Information given
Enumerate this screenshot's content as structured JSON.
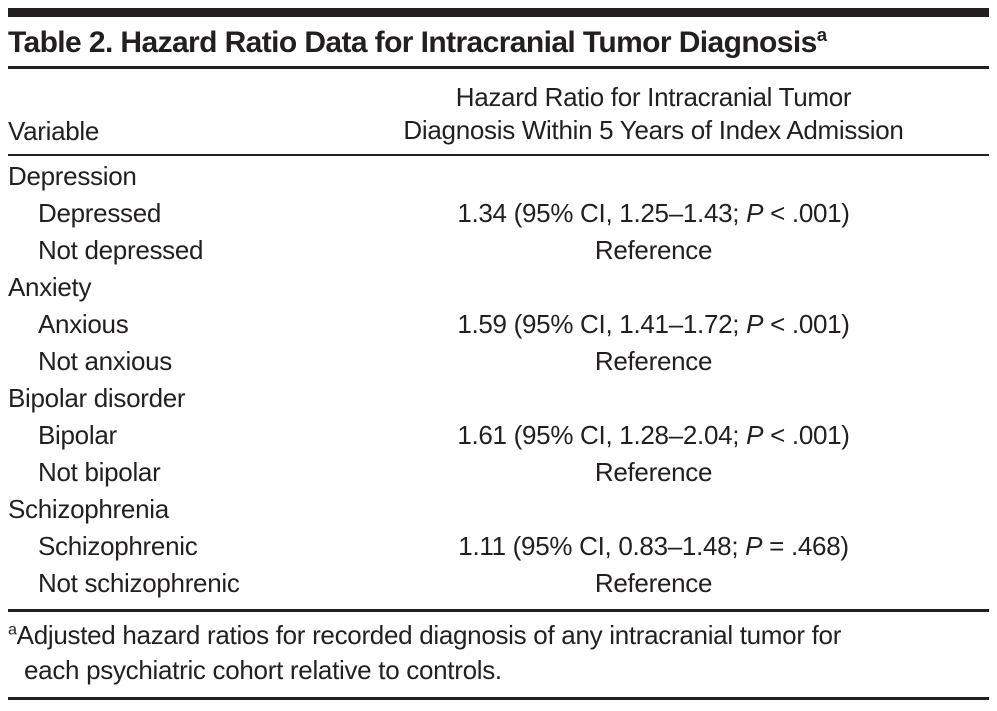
{
  "table": {
    "title": "Table 2. Hazard Ratio Data for Intracranial Tumor Diagnosis",
    "title_sup": "a",
    "columns": {
      "variable": "Variable",
      "hazard_line1": "Hazard Ratio for Intracranial Tumor",
      "hazard_line2": "Diagnosis Within 5 Years of Index Admission"
    },
    "rows": [
      {
        "label": "Depression"
      },
      {
        "label": "Depressed",
        "value_pre": "1.34 (95% CI, 1.25–1.43; ",
        "value_p": "P",
        "value_post": " < .001)"
      },
      {
        "label": "Not depressed",
        "value_pre": "Reference"
      },
      {
        "label": "Anxiety"
      },
      {
        "label": "Anxious",
        "value_pre": "1.59 (95% CI, 1.41–1.72; ",
        "value_p": "P",
        "value_post": " < .001)"
      },
      {
        "label": "Not anxious",
        "value_pre": "Reference"
      },
      {
        "label": "Bipolar disorder"
      },
      {
        "label": "Bipolar",
        "value_pre": "1.61 (95% CI, 1.28–2.04; ",
        "value_p": "P",
        "value_post": " < .001)"
      },
      {
        "label": "Not bipolar",
        "value_pre": "Reference"
      },
      {
        "label": "Schizophrenia"
      },
      {
        "label": "Schizophrenic",
        "value_pre": "1.11 (95% CI, 0.83–1.48; ",
        "value_p": "P",
        "value_post": " = .468)"
      },
      {
        "label": "Not schizophrenic",
        "value_pre": "Reference"
      }
    ],
    "footnote_sup": "a",
    "footnote_line1": "Adjusted hazard ratios for recorded diagnosis of any intracranial tumor for",
    "footnote_line2": "each psychiatric cohort relative to controls."
  }
}
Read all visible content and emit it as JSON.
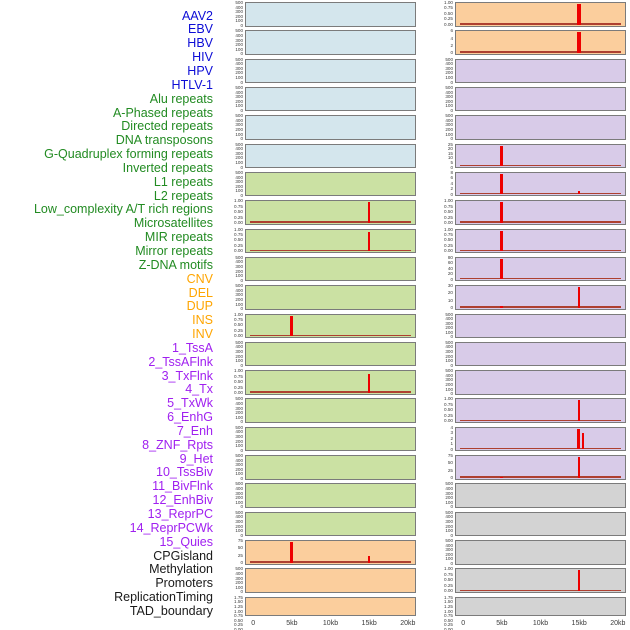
{
  "figure": {
    "background": "#ffffff",
    "spike_color": "#ee0000",
    "baseline_color": "#ae4030",
    "box_border_color": "#7b7b7b",
    "groups": {
      "virus": {
        "text": "#0d0dd6",
        "bg": "#d4e6ed"
      },
      "repeat": {
        "text": "#228b22",
        "bg": "#cbe1a3"
      },
      "sv": {
        "text": "#ffa500",
        "bg": "#fbce9d"
      },
      "chromatin": {
        "text": "#a020f0",
        "bg": "#d8cbe8"
      },
      "feature": {
        "text": "#1a1a1a",
        "bg": "#d3d3d3"
      }
    }
  },
  "chart_data": {
    "type": "bar",
    "layout": "small-multiples, 22 rows x 2 columns; 44 row labels listed down the left, one per mini plot (left column top-to-bottom, then right column top-to-bottom)",
    "x_axis": {
      "range_kb": [
        0,
        20
      ],
      "ticks_kb": [
        0,
        5,
        10,
        15,
        20
      ],
      "tick_labels": [
        "0",
        "5kb",
        "10kb",
        "15kb",
        "20kb"
      ]
    },
    "ytick_sets": {
      "v500": [
        "500",
        "400",
        "300",
        "200",
        "100",
        "0"
      ],
      "frac": [
        "1.00",
        "0.75",
        "0.50",
        "0.25",
        "0.00"
      ],
      "dense8": [
        "1.75",
        "1.50",
        "1.25",
        "1.00",
        "0.75",
        "0.50",
        "0.25",
        "0.00"
      ]
    },
    "columns": [
      {
        "name": "left",
        "rows": [
          {
            "label": "AAV2",
            "group": "virus",
            "yticks": "v500",
            "spikes": [],
            "baseline": false
          },
          {
            "label": "EBV",
            "group": "virus",
            "yticks": "v500",
            "spikes": [],
            "baseline": false
          },
          {
            "label": "HBV",
            "group": "virus",
            "yticks": "v500",
            "spikes": [],
            "baseline": false
          },
          {
            "label": "HIV",
            "group": "virus",
            "yticks": "v500",
            "spikes": [],
            "baseline": false
          },
          {
            "label": "HPV",
            "group": "virus",
            "yticks": "v500",
            "spikes": [],
            "baseline": false
          },
          {
            "label": "HTLV-1",
            "group": "virus",
            "yticks": "v500",
            "spikes": [],
            "baseline": false
          },
          {
            "label": "Alu repeats",
            "group": "repeat",
            "yticks": "v500",
            "spikes": [],
            "baseline": false
          },
          {
            "label": "A-Phased repeats",
            "group": "repeat",
            "yticks": "frac",
            "spikes": [
              {
                "kb": 15,
                "h": 1.0
              }
            ],
            "baseline": true
          },
          {
            "label": "Directed repeats",
            "group": "repeat",
            "yticks": "frac",
            "spikes": [
              {
                "kb": 15,
                "h": 0.93
              }
            ],
            "baseline": true
          },
          {
            "label": "DNA transposons",
            "group": "repeat",
            "yticks": "v500",
            "spikes": [],
            "baseline": false
          },
          {
            "label": "G-Quadruplex forming repeats",
            "group": "repeat",
            "yticks": "v500",
            "spikes": [],
            "baseline": false
          },
          {
            "label": "Inverted repeats",
            "group": "repeat",
            "yticks": "frac",
            "spikes": [
              {
                "kb": 5,
                "h": 1.0
              }
            ],
            "baseline": true
          },
          {
            "label": "L1 repeats",
            "group": "repeat",
            "yticks": "v500",
            "spikes": [],
            "baseline": false
          },
          {
            "label": "L2 repeats",
            "group": "repeat",
            "yticks": "frac",
            "spikes": [
              {
                "kb": 15,
                "h": 0.9
              }
            ],
            "baseline": true
          },
          {
            "label": "Low_complexity A/T rich regions",
            "group": "repeat",
            "yticks": "v500",
            "spikes": [],
            "baseline": false
          },
          {
            "label": "Microsatellites",
            "group": "repeat",
            "yticks": "v500",
            "spikes": [],
            "baseline": false
          },
          {
            "label": "MIR repeats",
            "group": "repeat",
            "yticks": "v500",
            "spikes": [],
            "baseline": false
          },
          {
            "label": "Mirror repeats",
            "group": "repeat",
            "yticks": "v500",
            "spikes": [],
            "baseline": false
          },
          {
            "label": "Z-DNA motifs",
            "group": "repeat",
            "yticks": "v500",
            "spikes": [],
            "baseline": false
          },
          {
            "label": "CNV",
            "group": "sv",
            "yticks": [
              "75",
              "50",
              "25",
              "0"
            ],
            "spikes": [
              {
                "kb": 5,
                "h": 1.0
              },
              {
                "kb": 15,
                "h": 0.36
              }
            ],
            "baseline": true
          },
          {
            "label": "DEL",
            "group": "sv",
            "yticks": "v500",
            "spikes": [],
            "baseline": false
          },
          {
            "label": "DUP",
            "group": "sv",
            "yticks": "dense8",
            "spikes": [],
            "baseline": false
          }
        ]
      },
      {
        "name": "right",
        "rows": [
          {
            "label": "INS",
            "group": "sv",
            "yticks": "frac",
            "spikes": [
              {
                "kb": 15,
                "h": 1.0,
                "w": 3.4
              }
            ],
            "baseline": true
          },
          {
            "label": "INV",
            "group": "sv",
            "yticks": [
              "6",
              "4",
              "2",
              "0"
            ],
            "spikes": [
              {
                "kb": 15,
                "h": 1.0,
                "w": 3.4
              }
            ],
            "baseline": true
          },
          {
            "label": "1_TssA",
            "group": "chromatin",
            "yticks": "v500",
            "spikes": [],
            "baseline": false
          },
          {
            "label": "2_TssAFlnk",
            "group": "chromatin",
            "yticks": "v500",
            "spikes": [],
            "baseline": false
          },
          {
            "label": "3_TxFlnk",
            "group": "chromatin",
            "yticks": "v500",
            "spikes": [],
            "baseline": false
          },
          {
            "label": "4_Tx",
            "group": "chromatin",
            "yticks": [
              "25",
              "20",
              "15",
              "10",
              "5",
              "0"
            ],
            "spikes": [
              {
                "kb": 5,
                "h": 1.0
              }
            ],
            "baseline": true
          },
          {
            "label": "5_TxWk",
            "group": "chromatin",
            "yticks": [
              "8",
              "6",
              "4",
              "2",
              "0"
            ],
            "spikes": [
              {
                "kb": 5,
                "h": 1.0
              },
              {
                "kb": 15,
                "h": 0.25
              }
            ],
            "baseline": true
          },
          {
            "label": "6_EnhG",
            "group": "chromatin",
            "yticks": "frac",
            "spikes": [
              {
                "kb": 5,
                "h": 1.0
              }
            ],
            "baseline": true
          },
          {
            "label": "7_Enh",
            "group": "chromatin",
            "yticks": "frac",
            "spikes": [
              {
                "kb": 5,
                "h": 1.0
              }
            ],
            "baseline": true
          },
          {
            "label": "8_ZNF_Rpts",
            "group": "chromatin",
            "yticks": [
              "80",
              "60",
              "40",
              "20",
              "0"
            ],
            "spikes": [
              {
                "kb": 5,
                "h": 1.0
              }
            ],
            "baseline": true
          },
          {
            "label": "9_Het",
            "group": "chromatin",
            "yticks": [
              "30",
              "20",
              "10",
              "0"
            ],
            "spikes": [
              {
                "kb": 15,
                "h": 1.0
              },
              {
                "kb": 5,
                "h": 0.18
              }
            ],
            "baseline": true
          },
          {
            "label": "10_TssBiv",
            "group": "chromatin",
            "yticks": "v500",
            "spikes": [],
            "baseline": false
          },
          {
            "label": "11_BivFlnk",
            "group": "chromatin",
            "yticks": "v500",
            "spikes": [],
            "baseline": false
          },
          {
            "label": "12_EnhBiv",
            "group": "chromatin",
            "yticks": "v500",
            "spikes": [],
            "baseline": false
          },
          {
            "label": "13_ReprPC",
            "group": "chromatin",
            "yticks": "frac",
            "spikes": [
              {
                "kb": 15,
                "h": 1.0
              }
            ],
            "baseline": true
          },
          {
            "label": "14_ReprPCWk",
            "group": "chromatin",
            "yticks": [
              "4",
              "3",
              "2",
              "1",
              "0"
            ],
            "spikes": [
              {
                "kb": 15,
                "h": 1.0,
                "w": 3
              },
              {
                "kb": 15.5,
                "h": 0.8,
                "w": 2
              }
            ],
            "baseline": true
          },
          {
            "label": "15_Quies",
            "group": "chromatin",
            "yticks": [
              "75",
              "50",
              "25",
              "0"
            ],
            "spikes": [
              {
                "kb": 15,
                "h": 1.0
              },
              {
                "kb": 5,
                "h": 0.13
              }
            ],
            "baseline": true
          },
          {
            "label": "CPGisland",
            "group": "feature",
            "yticks": "v500",
            "spikes": [],
            "baseline": false
          },
          {
            "label": "Methylation",
            "group": "feature",
            "yticks": "v500",
            "spikes": [],
            "baseline": false
          },
          {
            "label": "Promoters",
            "group": "feature",
            "yticks": "v500",
            "spikes": [],
            "baseline": false
          },
          {
            "label": "ReplicationTiming",
            "group": "feature",
            "yticks": "frac",
            "spikes": [
              {
                "kb": 15,
                "h": 1.0
              }
            ],
            "baseline": true
          },
          {
            "label": "TAD_boundary",
            "group": "feature",
            "yticks": "dense8",
            "spikes": [],
            "baseline": false
          }
        ]
      }
    ]
  }
}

Exercise objective
Say only how many lines above contain "left", with no other words.

Expected output
2